REQUIREMENTS:
Without the pictures, print each of the records below exactly as it appears.

(Extracted data entries)
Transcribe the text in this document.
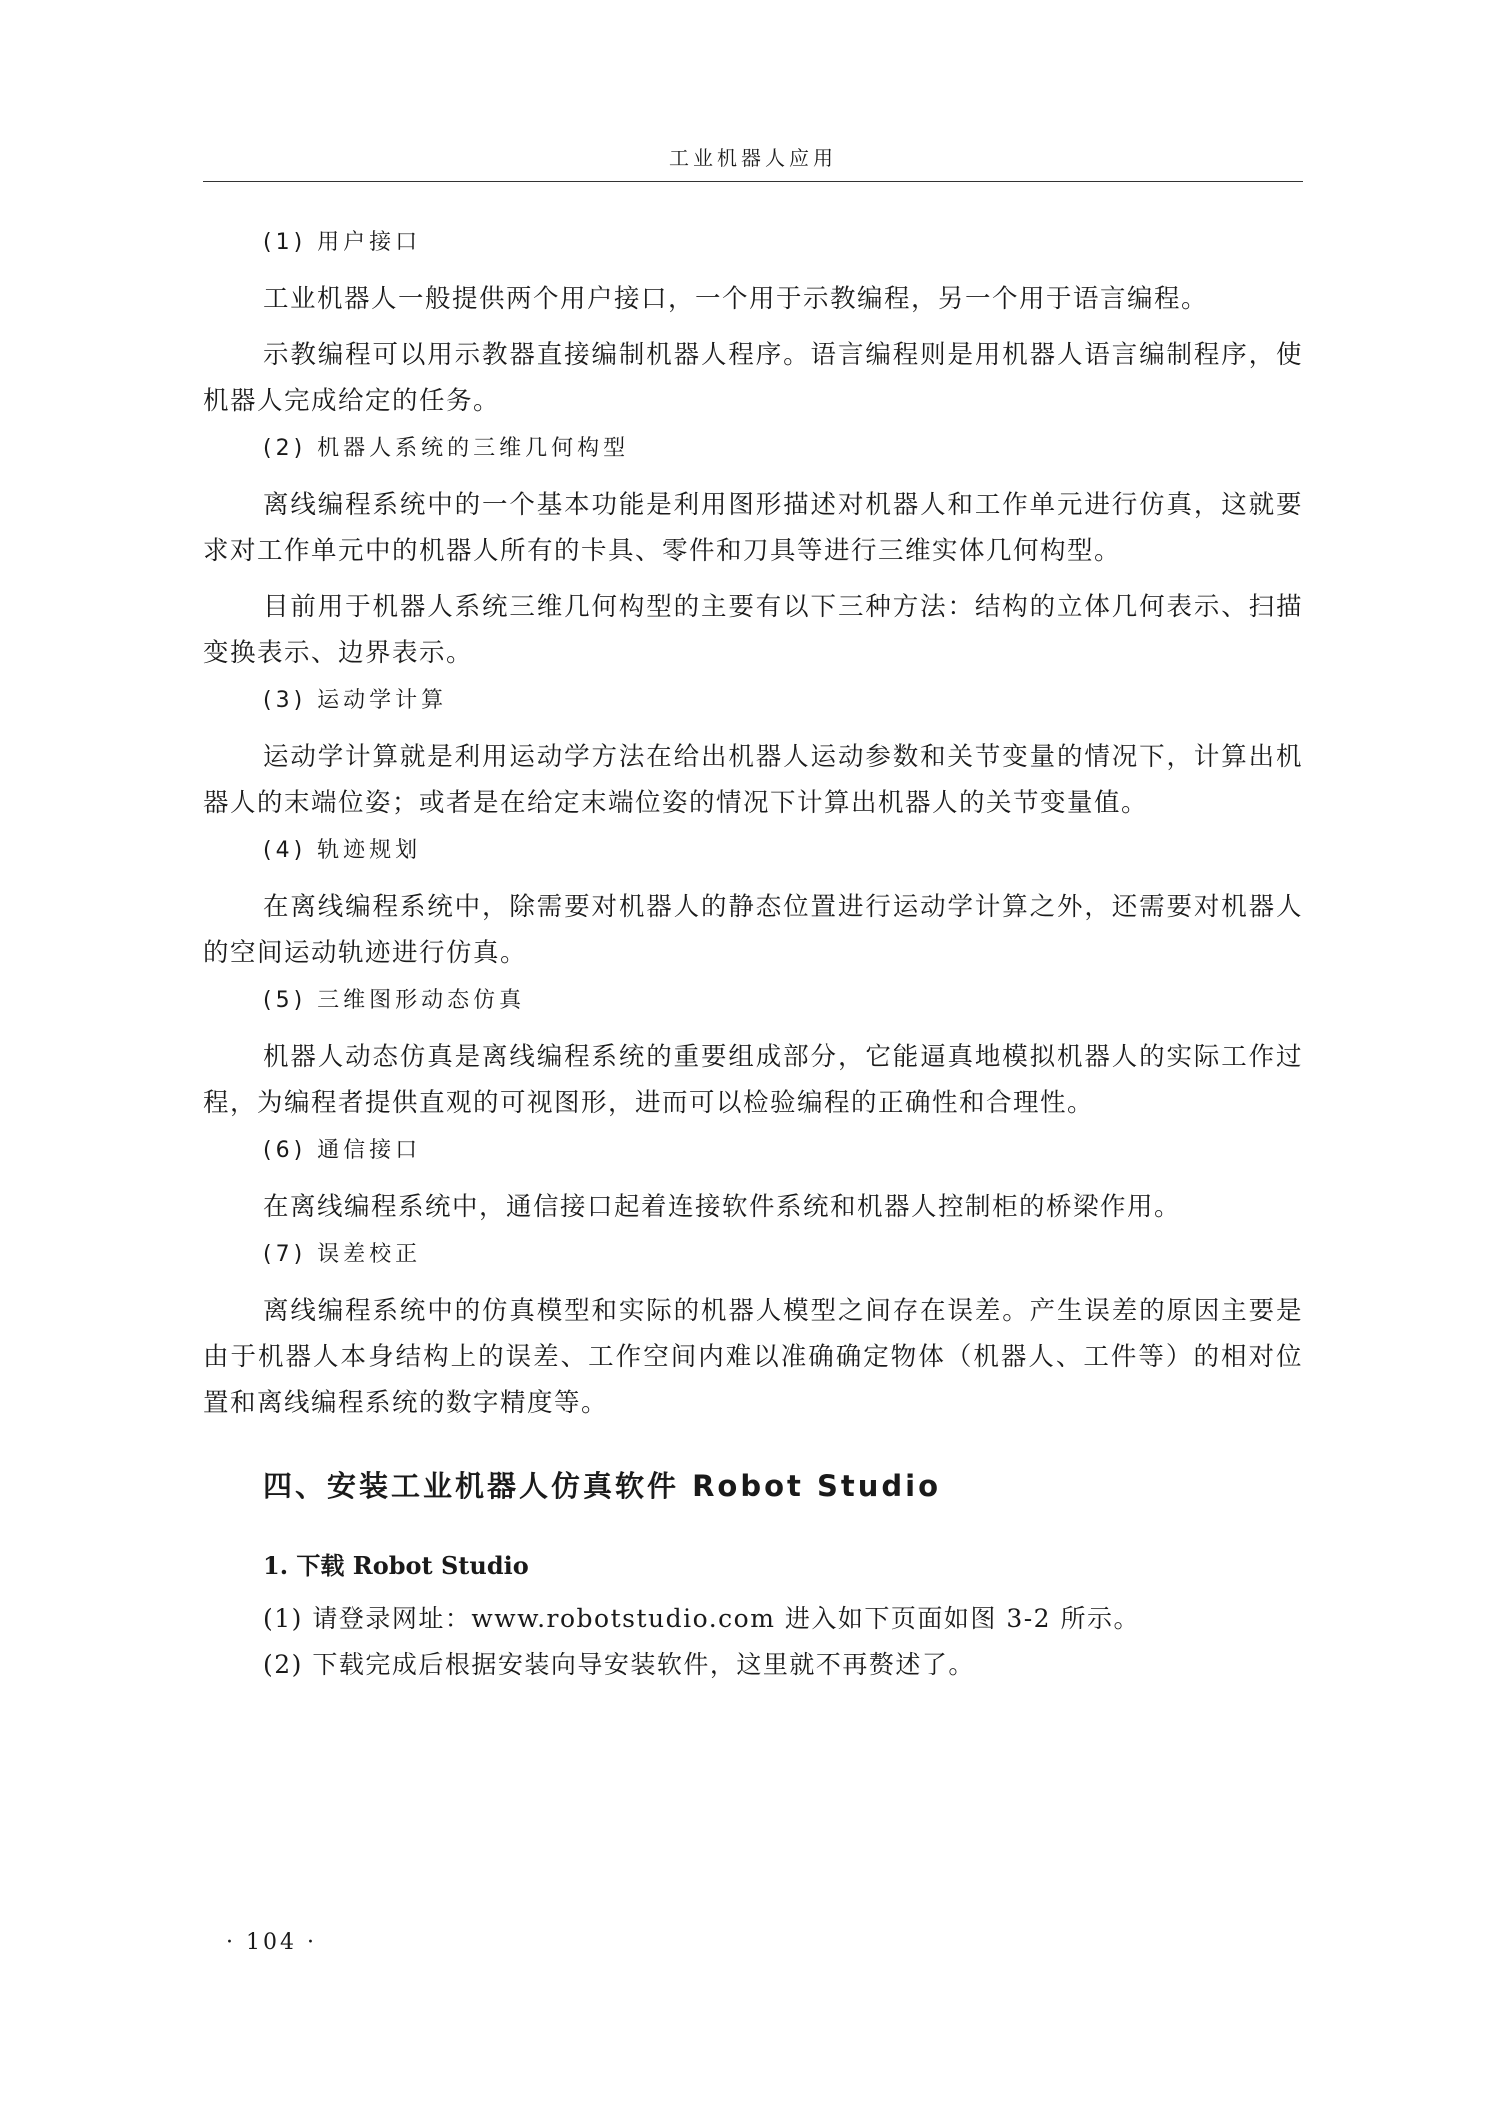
工业机器人应用
(1) 用户接口

工业机器人一般提供两个用户接口，一个用于示教编程，另一个用于语言编程。

示教编程可以用示教器直接编制机器人程序。语言编程则是用机器人语言编制程序，使机器人完成给定的任务。

(2) 机器人系统的三维几何构型

离线编程系统中的一个基本功能是利用图形描述对机器人和工作单元进行仿真，这就要求对工作单元中的机器人所有的卡具、零件和刀具等进行三维实体几何构型。

目前用于机器人系统三维几何构型的主要有以下三种方法：结构的立体几何表示、扫描变换表示、边界表示。

(3) 运动学计算

运动学计算就是利用运动学方法在给出机器人运动参数和关节变量的情况下，计算出机器人的末端位姿；或者是在给定末端位姿的情况下计算出机器人的关节变量值。

(4) 轨迹规划

在离线编程系统中，除需要对机器人的静态位置进行运动学计算之外，还需要对机器人的空间运动轨迹进行仿真。

(5) 三维图形动态仿真

机器人动态仿真是离线编程系统的重要组成部分，它能逼真地模拟机器人的实际工作过程，为编程者提供直观的可视图形，进而可以检验编程的正确性和合理性。

(6) 通信接口

在离线编程系统中，通信接口起着连接软件系统和机器人控制柜的桥梁作用。

(7) 误差校正

离线编程系统中的仿真模型和实际的机器人模型之间存在误差。产生误差的原因主要是由于机器人本身结构上的误差、工作空间内难以准确确定物体（机器人、工件等）的相对位置和离线编程系统的数字精度等。

四、安装工业机器人仿真软件 Robot Studio
1. 下载 Robot Studio
(1) 请登录网址：www.robotstudio.com 进入如下页面如图 3-2 所示。
(2) 下载完成后根据安装向导安装软件，这里就不再赘述了。
· 104 ·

ANSWER:
Transcribe the text in this document.
工业机器人应用
(1) 用户接口

工业机器人一般提供两个用户接口，一个用于示教编程，另一个用于语言编程。

示教编程可以用示教器直接编制机器人程序。语言编程则是用机器人语言编制程序，使机器人完成给定的任务。

(2) 机器人系统的三维几何构型

离线编程系统中的一个基本功能是利用图形描述对机器人和工作单元进行仿真，这就要求对工作单元中的机器人所有的卡具、零件和刀具等进行三维实体几何构型。

目前用于机器人系统三维几何构型的主要有以下三种方法：结构的立体几何表示、扫描变换表示、边界表示。

(3) 运动学计算

运动学计算就是利用运动学方法在给出机器人运动参数和关节变量的情况下，计算出机器人的末端位姿；或者是在给定末端位姿的情况下计算出机器人的关节变量值。

(4) 轨迹规划

在离线编程系统中，除需要对机器人的静态位置进行运动学计算之外，还需要对机器人的空间运动轨迹进行仿真。

(5) 三维图形动态仿真

机器人动态仿真是离线编程系统的重要组成部分，它能逼真地模拟机器人的实际工作过程，为编程者提供直观的可视图形，进而可以检验编程的正确性和合理性。

(6) 通信接口

在离线编程系统中，通信接口起着连接软件系统和机器人控制柜的桥梁作用。

(7) 误差校正

离线编程系统中的仿真模型和实际的机器人模型之间存在误差。产生误差的原因主要是由于机器人本身结构上的误差、工作空间内难以准确确定物体（机器人、工件等）的相对位置和离线编程系统的数字精度等。

四、安装工业机器人仿真软件 Robot Studio
1. 下载 Robot Studio
(1) 请登录网址：www.robotstudio.com 进入如下页面如图 3-2 所示。
(2) 下载完成后根据安装向导安装软件，这里就不再赘述了。
· 104 ·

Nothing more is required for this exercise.